**Поставленная задача 1**. Изложите в двух предложениях главное из фрагмента о есенинском «Пугачеве» и Колчаке.
**Поставленная задача 2**. В абзаце фрагмента о есенинском «Пугачеве» и Колчаке, который начинается словами «Здесь же, в “Пугачеве”», автор говорит, что одно превращается в другое или уподобляется другому. Перечислите все такие случаи, указав для каждого, что именно и во что превращается или чему уподоблено.
**Поставленная задача 3**. Продолжите фрагмент о есенинском «Пугачеве» и Колчаке, начав сразу после его последнего предложения.

**Исходный текст**.
В поддержку данной гипотетической догадки свидетельствуют, на мой взгляд, и еще некоторые подробности, к историческому Пугачеву никакого отношения не имеющие. Это, прежде всего, морские “имажи”, посредством которых ЛжеПетр изъясняет сподвижникам, людям сугубо сухопутным, выработанный им план действий среди безводных азиатских степей, “обсыпанных солью, песком и известкой”:

Я ж хочу научить их под хохот сабль

Обтянуть тот зловещий скелет парусами

И пустить по безводным степям,

Как корабль.

А за ним

По курганам синим

Мы живых голов двинем бурливый флот.


Здесь же, в “Пугачеве”, в присутствии “местью вскормленного” бунтовщика, даже кони почему-то (?) превращаются в лебедей, несущихся “по водам ржи”. Про ножи говорится, что должны “пролиться железными струями”, а смуглые скулы степняков-кочевников впрямую уподоблены “волнам”. (“Уж давно я, давно я скрывал тоску / Перебраться туда, к их кочующим станам, / Чтоб разящими волнами их сверкающих скул / Стать к преддверьям России, как тень Тамерлана”.)

Еще меньше отвечает принципу исторического правдоподобия признание героя в том, что роль убиенного императора, каковую силою обстоятельств он вынужден взять на себя, не соответствует устремлениям его духа:

Больно, больно мне быть Петром,

Когда кровь и душа Емельянова.

Человек в этом мире не бревенчатый дом,

Не всегда перестроишь наново.


А вот Колчаку и в самом деле пришлось срочно перестраивать наново состав своего существа, когда в январе 1919 года решением Сибирского правительства он был объявлен Верховным Правителем России. Перестройка, что и следовало ожидать, не состоялась. Как и есенинский Пугачев, Колчак остался “мечтателем”. Для роли Диктатора у него оказалось слишком много души. (“Под душой так же падаешь, как под ношею”.) Ведь возвращался адмирал на родину из Америки (“из дальних стран”) совсем не за этим. (Куда подальше Колчака в спешном порядке, как слишком сильную, самостоятельную, из ряда вон, а потому чрезвычайно опасную фигуру, удалило, практически выслало из России, Временное правительство еще в июне 1917 года.)

Адмиралом двигали более простые, чем воля к высшей власти, человеческие чувства: любовь к оставшейся на родине женщине и неистребляемая выводами рассудка невозможность оставить в беде родимую землю. До этой последней беды, в июне 1917-го, Колчак вполне допускал (для себя) вероятность иного направления своей жизни, вплоть до служения “чужому народу” и “чужому флагу”.

**Предоставленные материалы**.
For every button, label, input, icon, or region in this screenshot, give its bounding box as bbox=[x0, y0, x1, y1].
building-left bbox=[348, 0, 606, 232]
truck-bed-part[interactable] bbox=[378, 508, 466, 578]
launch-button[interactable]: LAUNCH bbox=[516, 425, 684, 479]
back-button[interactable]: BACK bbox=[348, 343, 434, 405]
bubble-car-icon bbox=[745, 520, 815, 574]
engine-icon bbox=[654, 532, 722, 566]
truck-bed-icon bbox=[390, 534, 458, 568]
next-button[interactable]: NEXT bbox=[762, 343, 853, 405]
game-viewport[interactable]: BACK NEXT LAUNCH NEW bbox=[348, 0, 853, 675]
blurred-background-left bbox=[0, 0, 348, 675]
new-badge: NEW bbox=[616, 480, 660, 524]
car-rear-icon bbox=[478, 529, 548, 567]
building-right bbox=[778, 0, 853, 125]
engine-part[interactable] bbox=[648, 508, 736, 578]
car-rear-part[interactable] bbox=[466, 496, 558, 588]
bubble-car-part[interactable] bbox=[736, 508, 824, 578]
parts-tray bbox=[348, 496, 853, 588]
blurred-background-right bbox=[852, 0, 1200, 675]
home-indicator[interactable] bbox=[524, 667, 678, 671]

**Письменный ответ 1**. Автор выделяет в поэме «Пугачев» подробности, не имеющие отношения к историческому Пугачеву: морские образы в речах ЛжеПетра и признание героя в том, что роль убиенного императора не соответствует устремлениям его духа. Колчаку, объявленному в январе 1919 года Верховным Правителем России, пришлось перестраивать себя, но это не удалось, и он, как и есенинский Пугачев, остался «мечтателем», которым двигали любовь к женщине и невозможность оставить родимую землю в беде.

**Письменный ответ 2**.
- Кони превращаются в лебедей.
- Ножи должны «пролиться железными струями».
- Смуглые скулы степняков-кочевников уподоблены «волнам».

**Письменный ответ 3**.
Крайне выразительны и тоже, на мой взгляд, ведут к Колчаку и волчьи следы в текстах Есенина 1920—1924 годов. Волком именуют Пугачева предавшие его в руки правительства вчера еще верные соратники: “Конец его злобному волчьему вою”. С волком сравнивается Колчак в “Песне о великом походе”. Перечислив самых ярых супротивников советской власти (“в чьих войсках к мужикам родовая месть” — Врангель, Деникин, Корнилов), Есенин выделяет славного адмирала из ряда “белых горилл”. И как? Через сходство-родство со своим любимым зверем—волком:


А на пумог им,

Как лихих волчат,

Из Сибири шлет отряды

Адмирал Колчак.


Но может быть это всего лишь сугубо декоративная, по Есенину, “заставочная” фигуральность? Не думаю. Напоминаю уже задействованное в данном сюжете письмо Есенина к Женечке Лившиц, то самое, где поэт, рассказав приглянувшейся харьковчанке про жеребенка, который очень хотел догнать железный поезд, сравнивает его с Батькой Махно: “…Этот маленький жеребенок был для меня наглядным дорогим вымирающим образом деревни и ликом Махно. Она и он в революции нашей страшно походят на этого жеребенка, тягательством живой силы с железной”. Затем, видимо, опасаясь, как бы девушка с библейскими глазами не сочла этот случай недостаточно серьезным, добавляет: “Эпизод, для кого-нибудь незначительный, а для меня он говорит очень много”.

Так вот: чтобы и мы не пропустили мимо глаз и ушей сравнение адмирала с матерым волком, обращаю особое внимание на заключительные строфы стихотворения “Мир таинственный, мир мой древний…”; в некоторых изданиях, если мне не изменяет память, оно печаталось под названьем “Волчья гибель”. (Написано одновременно с “Пугачевым”.) В этом тексте Есенин в открытую заявляет о своем сродстве с волком, не красногривым жеребенком — волком:


О, привет тебе зверь мой любимый!

Ты не даром даешься ножу!

Как и ты — я, отвсюду гонимый,

Средь железных врагов прохожу.



Как и ты — я всегда наготове,

И хоть слышу победный рожок,

Но опробует вражеской крови

Мой последний, смертельный прыжок.

И пускай я на рыхлую выбель

Упаду и зароюсь в снегу…

Все же песню отмщенья за гибель

Пропоют мне на том берегу.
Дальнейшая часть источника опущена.